Prompt =>
Rewrite the part of the data that opens with the line containing "delete-button[interactable]: 🗑 删除 <box>921 298" and closes with the line containing "row-select-cell <box>173 160 206 188</box>", replacing "trash-icon" with "bin-icon" and leaving everything else unchanged. Return only those lines.
+++ Raw records
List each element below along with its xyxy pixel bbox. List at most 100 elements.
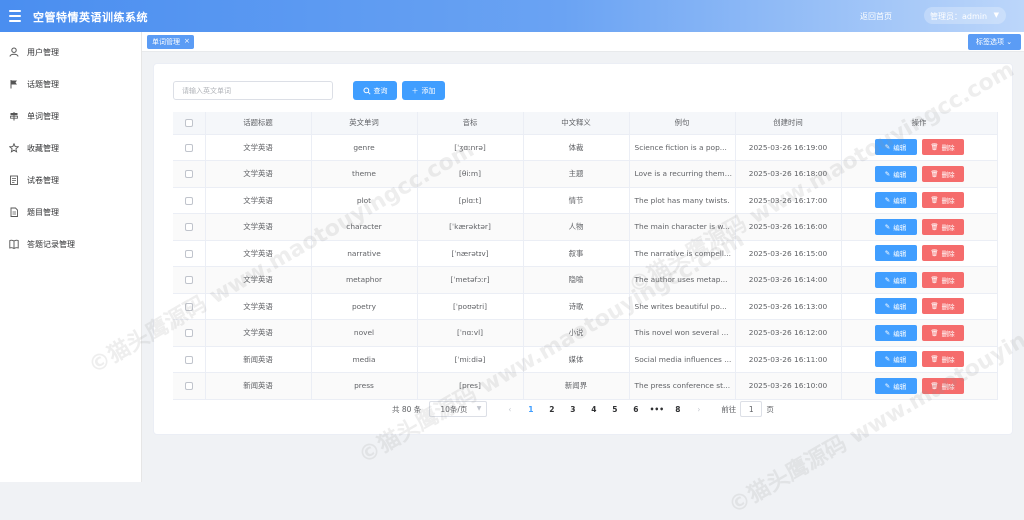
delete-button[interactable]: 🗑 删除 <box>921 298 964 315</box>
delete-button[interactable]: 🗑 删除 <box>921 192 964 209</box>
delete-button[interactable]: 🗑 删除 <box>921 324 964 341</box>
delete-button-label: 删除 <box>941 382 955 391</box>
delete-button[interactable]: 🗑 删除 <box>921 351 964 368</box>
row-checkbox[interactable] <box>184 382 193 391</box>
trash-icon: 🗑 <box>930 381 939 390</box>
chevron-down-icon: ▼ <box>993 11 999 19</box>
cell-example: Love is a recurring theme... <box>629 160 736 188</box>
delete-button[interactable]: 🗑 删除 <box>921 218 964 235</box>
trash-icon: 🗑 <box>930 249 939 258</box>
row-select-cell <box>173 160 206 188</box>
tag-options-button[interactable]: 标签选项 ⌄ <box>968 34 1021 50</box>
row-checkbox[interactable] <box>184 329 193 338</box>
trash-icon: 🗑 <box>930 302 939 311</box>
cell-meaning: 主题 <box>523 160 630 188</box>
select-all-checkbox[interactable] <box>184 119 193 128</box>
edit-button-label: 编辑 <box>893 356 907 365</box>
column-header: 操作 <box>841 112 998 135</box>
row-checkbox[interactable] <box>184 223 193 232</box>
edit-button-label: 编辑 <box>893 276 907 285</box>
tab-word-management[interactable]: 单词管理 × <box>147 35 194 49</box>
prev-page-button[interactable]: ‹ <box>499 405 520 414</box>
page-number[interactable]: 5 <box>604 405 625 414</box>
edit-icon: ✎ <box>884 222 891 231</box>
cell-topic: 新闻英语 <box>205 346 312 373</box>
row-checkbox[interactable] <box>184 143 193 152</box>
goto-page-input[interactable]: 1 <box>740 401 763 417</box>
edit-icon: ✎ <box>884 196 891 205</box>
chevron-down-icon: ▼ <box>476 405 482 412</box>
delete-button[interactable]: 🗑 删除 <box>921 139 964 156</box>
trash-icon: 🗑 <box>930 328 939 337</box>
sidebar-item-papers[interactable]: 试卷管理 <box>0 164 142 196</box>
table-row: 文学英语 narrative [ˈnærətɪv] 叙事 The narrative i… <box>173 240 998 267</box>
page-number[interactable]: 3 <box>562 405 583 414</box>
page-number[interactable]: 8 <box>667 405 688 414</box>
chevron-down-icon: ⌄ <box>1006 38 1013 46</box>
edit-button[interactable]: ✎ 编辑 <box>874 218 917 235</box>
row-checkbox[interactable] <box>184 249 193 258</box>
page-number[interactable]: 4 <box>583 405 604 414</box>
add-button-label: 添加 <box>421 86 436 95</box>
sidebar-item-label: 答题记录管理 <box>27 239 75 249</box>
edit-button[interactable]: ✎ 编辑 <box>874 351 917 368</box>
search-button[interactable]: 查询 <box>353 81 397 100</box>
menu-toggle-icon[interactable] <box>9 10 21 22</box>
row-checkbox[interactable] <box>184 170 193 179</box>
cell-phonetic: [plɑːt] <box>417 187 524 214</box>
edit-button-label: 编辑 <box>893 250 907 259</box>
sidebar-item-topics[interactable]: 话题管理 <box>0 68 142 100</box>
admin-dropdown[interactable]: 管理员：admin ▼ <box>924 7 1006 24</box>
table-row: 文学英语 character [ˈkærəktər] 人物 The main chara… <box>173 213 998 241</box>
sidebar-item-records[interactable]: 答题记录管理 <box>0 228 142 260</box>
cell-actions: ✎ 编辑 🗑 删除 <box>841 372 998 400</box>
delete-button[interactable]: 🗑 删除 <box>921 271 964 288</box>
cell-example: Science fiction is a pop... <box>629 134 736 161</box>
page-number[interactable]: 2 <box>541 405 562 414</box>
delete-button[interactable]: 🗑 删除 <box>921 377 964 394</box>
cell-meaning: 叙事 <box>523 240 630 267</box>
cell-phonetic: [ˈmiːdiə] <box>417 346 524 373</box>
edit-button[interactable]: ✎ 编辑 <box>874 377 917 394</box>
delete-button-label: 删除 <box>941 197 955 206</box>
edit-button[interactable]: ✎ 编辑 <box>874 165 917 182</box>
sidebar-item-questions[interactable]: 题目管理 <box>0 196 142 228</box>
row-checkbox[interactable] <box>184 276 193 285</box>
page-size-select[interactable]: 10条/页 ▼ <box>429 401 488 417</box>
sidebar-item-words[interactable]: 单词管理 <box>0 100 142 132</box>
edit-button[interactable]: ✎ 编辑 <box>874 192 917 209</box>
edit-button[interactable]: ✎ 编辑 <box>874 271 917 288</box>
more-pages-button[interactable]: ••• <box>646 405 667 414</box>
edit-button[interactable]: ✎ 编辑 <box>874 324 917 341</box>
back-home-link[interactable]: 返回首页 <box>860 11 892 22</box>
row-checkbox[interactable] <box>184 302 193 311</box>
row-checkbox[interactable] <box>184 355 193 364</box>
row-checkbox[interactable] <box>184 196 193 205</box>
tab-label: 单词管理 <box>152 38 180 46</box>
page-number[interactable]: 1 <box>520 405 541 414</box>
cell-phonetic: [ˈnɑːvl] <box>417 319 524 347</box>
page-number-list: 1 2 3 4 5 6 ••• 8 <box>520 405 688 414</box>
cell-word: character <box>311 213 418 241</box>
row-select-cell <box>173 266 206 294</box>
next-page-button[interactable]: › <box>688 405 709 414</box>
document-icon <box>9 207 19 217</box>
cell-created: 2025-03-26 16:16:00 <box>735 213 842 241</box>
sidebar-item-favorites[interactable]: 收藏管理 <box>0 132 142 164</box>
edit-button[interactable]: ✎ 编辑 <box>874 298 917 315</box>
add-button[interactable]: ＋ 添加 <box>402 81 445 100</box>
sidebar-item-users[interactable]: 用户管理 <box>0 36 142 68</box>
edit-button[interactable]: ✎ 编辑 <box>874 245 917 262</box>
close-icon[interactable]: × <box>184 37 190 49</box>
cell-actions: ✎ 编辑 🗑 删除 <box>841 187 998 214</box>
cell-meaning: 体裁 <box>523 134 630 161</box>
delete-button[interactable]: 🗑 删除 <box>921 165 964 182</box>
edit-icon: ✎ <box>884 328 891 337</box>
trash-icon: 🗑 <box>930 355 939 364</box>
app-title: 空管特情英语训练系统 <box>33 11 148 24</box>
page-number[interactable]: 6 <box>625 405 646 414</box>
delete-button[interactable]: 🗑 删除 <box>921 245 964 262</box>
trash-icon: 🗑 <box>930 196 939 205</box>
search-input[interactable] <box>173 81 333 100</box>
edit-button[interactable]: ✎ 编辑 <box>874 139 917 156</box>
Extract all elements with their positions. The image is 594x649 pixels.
++++++
Worked answer =>
delete-button[interactable]: 🗑 删除 <box>921 298 964 315</box>
delete-button[interactable]: 🗑 删除 <box>921 192 964 209</box>
delete-button[interactable]: 🗑 删除 <box>921 324 964 341</box>
delete-button-label: 删除 <box>941 382 955 391</box>
delete-button[interactable]: 🗑 删除 <box>921 351 964 368</box>
row-checkbox[interactable] <box>184 382 193 391</box>
bin-icon: 🗑 <box>930 381 939 390</box>
chevron-down-icon: ▼ <box>993 11 999 19</box>
cell-example: Love is a recurring theme... <box>629 160 736 188</box>
delete-button[interactable]: 🗑 删除 <box>921 218 964 235</box>
bin-icon: 🗑 <box>930 249 939 258</box>
row-select-cell <box>173 160 206 188</box>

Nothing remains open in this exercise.